# [Exercise details]
Scan each line of the records for the word "Exemple" and extract the ones that have it.
____
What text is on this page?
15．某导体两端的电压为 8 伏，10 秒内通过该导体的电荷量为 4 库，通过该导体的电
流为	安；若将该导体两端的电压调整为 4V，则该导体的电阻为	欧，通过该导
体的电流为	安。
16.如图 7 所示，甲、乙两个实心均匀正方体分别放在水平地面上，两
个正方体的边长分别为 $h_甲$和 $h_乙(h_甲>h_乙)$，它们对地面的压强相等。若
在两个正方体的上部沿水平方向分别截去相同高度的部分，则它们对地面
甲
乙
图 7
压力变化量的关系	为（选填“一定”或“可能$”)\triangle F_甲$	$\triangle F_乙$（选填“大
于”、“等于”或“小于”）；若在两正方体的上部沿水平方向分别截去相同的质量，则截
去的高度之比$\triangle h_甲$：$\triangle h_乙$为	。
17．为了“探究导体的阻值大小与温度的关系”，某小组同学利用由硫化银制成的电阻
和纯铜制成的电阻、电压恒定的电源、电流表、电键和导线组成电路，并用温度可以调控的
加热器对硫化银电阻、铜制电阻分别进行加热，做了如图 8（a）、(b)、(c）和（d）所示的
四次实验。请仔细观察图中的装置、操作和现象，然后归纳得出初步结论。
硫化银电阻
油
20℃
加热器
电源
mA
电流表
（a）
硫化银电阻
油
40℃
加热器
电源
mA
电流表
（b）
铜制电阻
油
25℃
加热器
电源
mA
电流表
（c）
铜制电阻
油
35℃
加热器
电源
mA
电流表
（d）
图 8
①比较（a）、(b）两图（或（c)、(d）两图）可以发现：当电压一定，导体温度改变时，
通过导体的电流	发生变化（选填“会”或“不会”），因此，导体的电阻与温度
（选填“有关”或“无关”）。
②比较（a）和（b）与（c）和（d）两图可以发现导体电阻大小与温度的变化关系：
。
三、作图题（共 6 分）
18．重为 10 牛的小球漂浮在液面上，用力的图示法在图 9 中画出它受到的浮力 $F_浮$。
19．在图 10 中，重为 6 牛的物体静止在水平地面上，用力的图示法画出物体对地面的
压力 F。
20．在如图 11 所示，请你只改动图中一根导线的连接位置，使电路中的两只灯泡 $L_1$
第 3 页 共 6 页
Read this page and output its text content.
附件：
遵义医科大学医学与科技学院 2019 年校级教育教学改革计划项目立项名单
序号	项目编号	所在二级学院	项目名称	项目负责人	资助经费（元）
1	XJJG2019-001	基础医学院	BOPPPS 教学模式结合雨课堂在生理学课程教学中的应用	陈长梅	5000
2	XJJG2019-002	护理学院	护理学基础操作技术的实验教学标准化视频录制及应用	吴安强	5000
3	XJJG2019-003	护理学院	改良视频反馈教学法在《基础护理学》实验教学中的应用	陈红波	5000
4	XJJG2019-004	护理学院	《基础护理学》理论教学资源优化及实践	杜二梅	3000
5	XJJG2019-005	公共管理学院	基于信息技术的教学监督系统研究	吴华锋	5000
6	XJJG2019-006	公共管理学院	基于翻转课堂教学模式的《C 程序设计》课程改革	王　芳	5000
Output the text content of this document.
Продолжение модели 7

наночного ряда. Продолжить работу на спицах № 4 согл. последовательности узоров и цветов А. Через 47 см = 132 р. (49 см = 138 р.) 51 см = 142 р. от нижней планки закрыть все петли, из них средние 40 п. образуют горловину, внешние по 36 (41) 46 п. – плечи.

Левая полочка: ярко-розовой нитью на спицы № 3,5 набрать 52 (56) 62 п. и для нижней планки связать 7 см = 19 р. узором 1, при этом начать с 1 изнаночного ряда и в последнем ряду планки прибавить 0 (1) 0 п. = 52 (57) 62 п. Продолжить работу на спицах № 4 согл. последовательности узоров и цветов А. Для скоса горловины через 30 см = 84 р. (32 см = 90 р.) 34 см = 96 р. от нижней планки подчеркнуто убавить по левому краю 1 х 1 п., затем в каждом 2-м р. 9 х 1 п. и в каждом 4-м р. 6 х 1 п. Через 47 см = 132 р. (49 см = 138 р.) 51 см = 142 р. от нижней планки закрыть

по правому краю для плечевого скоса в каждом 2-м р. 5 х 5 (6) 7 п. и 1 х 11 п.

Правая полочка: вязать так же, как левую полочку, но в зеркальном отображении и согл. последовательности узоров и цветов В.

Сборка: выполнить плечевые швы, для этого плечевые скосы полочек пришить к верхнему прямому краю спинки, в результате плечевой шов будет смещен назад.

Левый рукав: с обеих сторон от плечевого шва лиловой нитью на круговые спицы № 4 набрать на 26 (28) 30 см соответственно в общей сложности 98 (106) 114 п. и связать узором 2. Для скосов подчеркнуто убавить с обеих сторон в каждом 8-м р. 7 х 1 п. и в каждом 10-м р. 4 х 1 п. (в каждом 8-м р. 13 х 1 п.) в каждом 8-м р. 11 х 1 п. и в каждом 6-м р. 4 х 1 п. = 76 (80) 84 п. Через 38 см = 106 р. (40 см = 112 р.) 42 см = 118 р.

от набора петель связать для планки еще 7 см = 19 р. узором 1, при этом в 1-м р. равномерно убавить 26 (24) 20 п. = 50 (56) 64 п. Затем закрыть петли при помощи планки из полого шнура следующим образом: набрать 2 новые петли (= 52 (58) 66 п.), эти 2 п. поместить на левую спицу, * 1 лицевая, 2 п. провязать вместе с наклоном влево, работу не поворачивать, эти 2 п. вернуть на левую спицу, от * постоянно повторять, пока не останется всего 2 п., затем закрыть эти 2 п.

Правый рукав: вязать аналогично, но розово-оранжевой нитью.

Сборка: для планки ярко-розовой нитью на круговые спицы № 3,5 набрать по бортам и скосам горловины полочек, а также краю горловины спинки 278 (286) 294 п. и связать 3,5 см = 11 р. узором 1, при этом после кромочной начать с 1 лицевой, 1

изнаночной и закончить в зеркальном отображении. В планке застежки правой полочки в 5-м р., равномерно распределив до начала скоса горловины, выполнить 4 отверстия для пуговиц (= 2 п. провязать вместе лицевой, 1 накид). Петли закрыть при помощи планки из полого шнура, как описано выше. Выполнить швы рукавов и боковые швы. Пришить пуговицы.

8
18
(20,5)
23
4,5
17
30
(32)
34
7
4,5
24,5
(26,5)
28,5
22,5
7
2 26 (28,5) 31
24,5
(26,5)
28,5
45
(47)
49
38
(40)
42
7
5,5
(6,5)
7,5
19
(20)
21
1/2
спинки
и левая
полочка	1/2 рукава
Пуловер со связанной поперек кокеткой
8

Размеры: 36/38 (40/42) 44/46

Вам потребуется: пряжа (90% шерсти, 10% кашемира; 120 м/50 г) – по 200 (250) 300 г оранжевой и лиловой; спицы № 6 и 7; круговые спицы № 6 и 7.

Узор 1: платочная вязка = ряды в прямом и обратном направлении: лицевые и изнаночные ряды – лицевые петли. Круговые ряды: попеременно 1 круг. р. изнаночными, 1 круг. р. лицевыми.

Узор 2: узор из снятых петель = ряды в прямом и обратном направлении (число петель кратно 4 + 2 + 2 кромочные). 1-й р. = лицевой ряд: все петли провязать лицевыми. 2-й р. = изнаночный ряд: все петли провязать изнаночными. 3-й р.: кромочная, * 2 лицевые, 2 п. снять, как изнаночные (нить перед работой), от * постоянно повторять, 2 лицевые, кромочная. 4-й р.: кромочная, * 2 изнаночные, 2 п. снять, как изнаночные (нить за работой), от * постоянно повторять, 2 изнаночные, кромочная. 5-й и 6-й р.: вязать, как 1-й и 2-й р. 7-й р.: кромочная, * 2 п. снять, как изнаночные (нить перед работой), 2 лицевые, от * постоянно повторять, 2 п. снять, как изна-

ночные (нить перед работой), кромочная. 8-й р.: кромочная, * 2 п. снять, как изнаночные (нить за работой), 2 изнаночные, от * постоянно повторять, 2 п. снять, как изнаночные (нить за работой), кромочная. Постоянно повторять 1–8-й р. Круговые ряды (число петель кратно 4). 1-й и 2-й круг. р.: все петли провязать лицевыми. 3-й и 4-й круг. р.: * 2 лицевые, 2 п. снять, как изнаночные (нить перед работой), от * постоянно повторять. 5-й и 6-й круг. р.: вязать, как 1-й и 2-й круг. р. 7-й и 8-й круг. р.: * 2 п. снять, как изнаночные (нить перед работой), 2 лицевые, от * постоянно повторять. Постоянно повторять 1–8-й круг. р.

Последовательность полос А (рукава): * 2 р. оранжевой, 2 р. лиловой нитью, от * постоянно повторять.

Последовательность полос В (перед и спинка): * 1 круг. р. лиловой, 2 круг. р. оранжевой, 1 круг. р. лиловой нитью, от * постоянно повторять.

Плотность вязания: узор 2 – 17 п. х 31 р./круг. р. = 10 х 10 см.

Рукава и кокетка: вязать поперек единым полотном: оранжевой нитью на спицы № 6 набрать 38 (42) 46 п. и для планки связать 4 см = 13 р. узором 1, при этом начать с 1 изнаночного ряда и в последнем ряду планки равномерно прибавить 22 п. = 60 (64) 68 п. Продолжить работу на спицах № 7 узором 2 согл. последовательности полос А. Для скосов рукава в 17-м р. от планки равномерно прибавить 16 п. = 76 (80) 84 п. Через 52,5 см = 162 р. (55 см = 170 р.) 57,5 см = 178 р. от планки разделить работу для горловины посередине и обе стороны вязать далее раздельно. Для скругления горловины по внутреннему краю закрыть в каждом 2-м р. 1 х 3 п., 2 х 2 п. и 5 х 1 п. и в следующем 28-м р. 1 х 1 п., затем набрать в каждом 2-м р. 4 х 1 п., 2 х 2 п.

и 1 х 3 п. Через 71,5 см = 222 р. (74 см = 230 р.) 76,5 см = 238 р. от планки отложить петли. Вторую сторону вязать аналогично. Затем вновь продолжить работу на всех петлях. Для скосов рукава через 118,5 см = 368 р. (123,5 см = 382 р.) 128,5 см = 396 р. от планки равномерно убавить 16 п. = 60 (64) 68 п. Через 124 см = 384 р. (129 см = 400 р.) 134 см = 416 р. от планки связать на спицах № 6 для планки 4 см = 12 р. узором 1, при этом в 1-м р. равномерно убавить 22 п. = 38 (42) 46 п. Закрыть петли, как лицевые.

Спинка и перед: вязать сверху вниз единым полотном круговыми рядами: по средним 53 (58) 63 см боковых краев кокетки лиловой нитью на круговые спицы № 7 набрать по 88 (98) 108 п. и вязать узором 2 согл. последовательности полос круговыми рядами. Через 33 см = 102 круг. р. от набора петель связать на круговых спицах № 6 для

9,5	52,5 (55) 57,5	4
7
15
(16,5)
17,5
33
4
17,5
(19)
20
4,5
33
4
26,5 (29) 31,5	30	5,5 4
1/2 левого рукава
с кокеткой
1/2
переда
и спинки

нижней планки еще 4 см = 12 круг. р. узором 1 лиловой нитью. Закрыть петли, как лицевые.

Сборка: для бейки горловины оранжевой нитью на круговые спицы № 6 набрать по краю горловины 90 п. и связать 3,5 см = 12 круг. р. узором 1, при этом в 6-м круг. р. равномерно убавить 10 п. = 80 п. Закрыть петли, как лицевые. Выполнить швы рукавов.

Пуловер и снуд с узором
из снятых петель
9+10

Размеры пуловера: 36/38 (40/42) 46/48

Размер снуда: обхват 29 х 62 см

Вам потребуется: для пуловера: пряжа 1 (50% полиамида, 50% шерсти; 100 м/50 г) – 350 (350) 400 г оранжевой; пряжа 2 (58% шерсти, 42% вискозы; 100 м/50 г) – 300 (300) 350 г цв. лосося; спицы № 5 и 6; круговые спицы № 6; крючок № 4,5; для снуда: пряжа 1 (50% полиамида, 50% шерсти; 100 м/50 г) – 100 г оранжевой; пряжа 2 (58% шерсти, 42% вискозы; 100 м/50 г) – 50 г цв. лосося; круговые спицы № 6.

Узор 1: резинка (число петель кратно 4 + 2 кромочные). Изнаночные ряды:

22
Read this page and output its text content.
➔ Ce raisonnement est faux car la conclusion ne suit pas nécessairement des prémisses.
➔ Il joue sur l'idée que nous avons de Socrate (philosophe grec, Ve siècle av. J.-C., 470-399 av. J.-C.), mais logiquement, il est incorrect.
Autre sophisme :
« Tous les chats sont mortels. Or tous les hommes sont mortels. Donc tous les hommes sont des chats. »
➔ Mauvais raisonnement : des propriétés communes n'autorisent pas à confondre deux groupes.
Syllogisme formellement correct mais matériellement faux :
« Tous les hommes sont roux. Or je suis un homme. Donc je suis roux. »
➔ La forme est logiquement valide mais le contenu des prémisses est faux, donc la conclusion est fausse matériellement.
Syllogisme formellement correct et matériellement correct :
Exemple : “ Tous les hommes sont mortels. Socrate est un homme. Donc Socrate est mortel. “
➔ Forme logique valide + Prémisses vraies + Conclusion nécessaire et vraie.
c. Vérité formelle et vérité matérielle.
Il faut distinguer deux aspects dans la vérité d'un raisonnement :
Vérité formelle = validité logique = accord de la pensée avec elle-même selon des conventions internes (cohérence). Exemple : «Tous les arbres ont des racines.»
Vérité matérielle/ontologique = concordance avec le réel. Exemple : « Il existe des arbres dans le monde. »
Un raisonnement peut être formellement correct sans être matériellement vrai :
____
# [Answer below]
Exemple : “ Tous les hommes sont mortels. Socrate est un homme. Donc Socrate est mortel. “
Vérité formelle = validité logique = accord de la pensée avec elle-même selon des conventions internes (cohérence). Exemple : «Tous les arbres ont des racines.»
Vérité matérielle/ontologique = concordance avec le réel. Exemple : « Il existe des arbres dans le monde. »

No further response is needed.